Task requirements: Take every line from the listing below that contains "jaren".

* START Records to process *

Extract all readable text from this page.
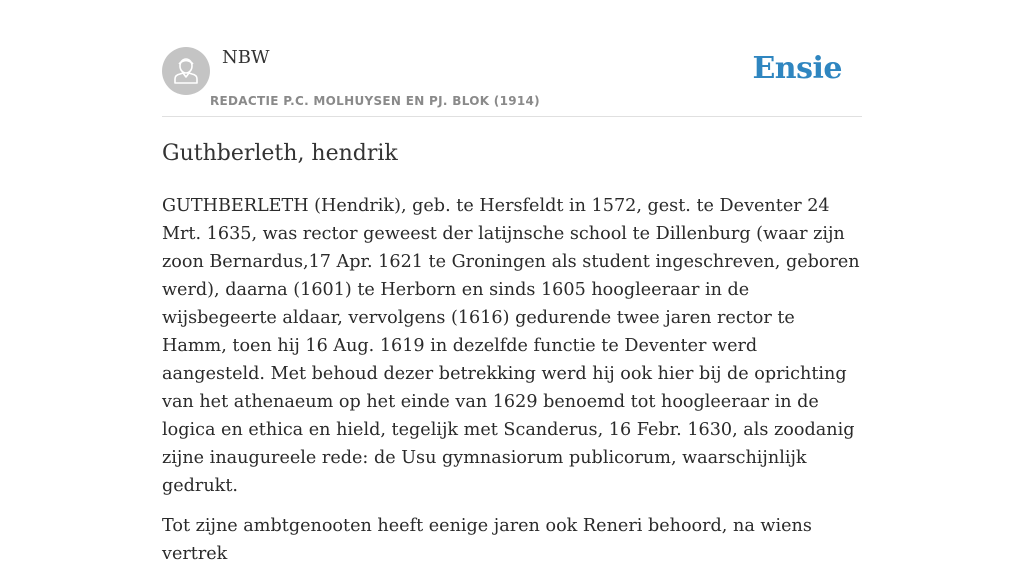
NBW
REDACTIE P.C. MOLHUYSEN EN PJ. BLOK (1914)
Ensie
Guthberleth, hendrik

GUTHBERLETH (Hendrik), geb. te Hersfeldt in 1572, gest. te Deventer 24 Mrt. 1635, was rector geweest der latijnsche school te Dillenburg (waar zijn zoon Bernardus,17 Apr. 1621 te Groningen als student ingeschreven, geboren werd), daarna (1601) te Herborn en sinds 1605 hoogleeraar in de wijsbegeerte aldaar, vervolgens (1616) gedurende twee jaren rector te Hamm, toen hij 16 Aug. 1619 in dezelfde functie te Deventer werd aangesteld. Met behoud dezer betrekking werd hij ook hier bij de oprichting van het athenaeum op het einde van 1629 benoemd tot hoogleeraar in de logica en ethica en hield, tegelijk met Scanderus, 16 Febr. 1630, als zoodanig zijne inaugureele rede: de Usu gymnasiorum publicorum, waarschijnlijk gedrukt.

Tot zijne ambtgenooten heeft eenige jaren ook Reneri behoord, na wiens vertrek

* END Records to process *

Task solution:
GUTHBERLETH (Hendrik), geb. te Hersfeldt in 1572, gest. te Deventer 24 Mrt. 1635, was rector geweest der latijnsche school te Dillenburg (waar zijn zoon Bernardus,17 Apr. 1621 te Groningen als student ingeschreven, geboren werd), daarna (1601) te Herborn en sinds 1605 hoogleeraar in de wijsbegeerte aldaar, vervolgens (1616) gedurende twee jaren rector te Hamm, toen hij 16 Aug. 1619 in dezelfde functie te Deventer werd aangesteld. Met behoud dezer betrekking werd hij ook hier bij de oprichting van het athenaeum op het einde van 1629 benoemd tot hoogleeraar in de logica en ethica en hield, tegelijk met Scanderus, 16 Febr. 1630, als zoodanig zijne inaugureele rede: de Usu gymnasiorum publicorum, waarschijnlijk gedrukt.
Tot zijne ambtgenooten heeft eenige jaren ook Reneri behoord, na wiens vertrek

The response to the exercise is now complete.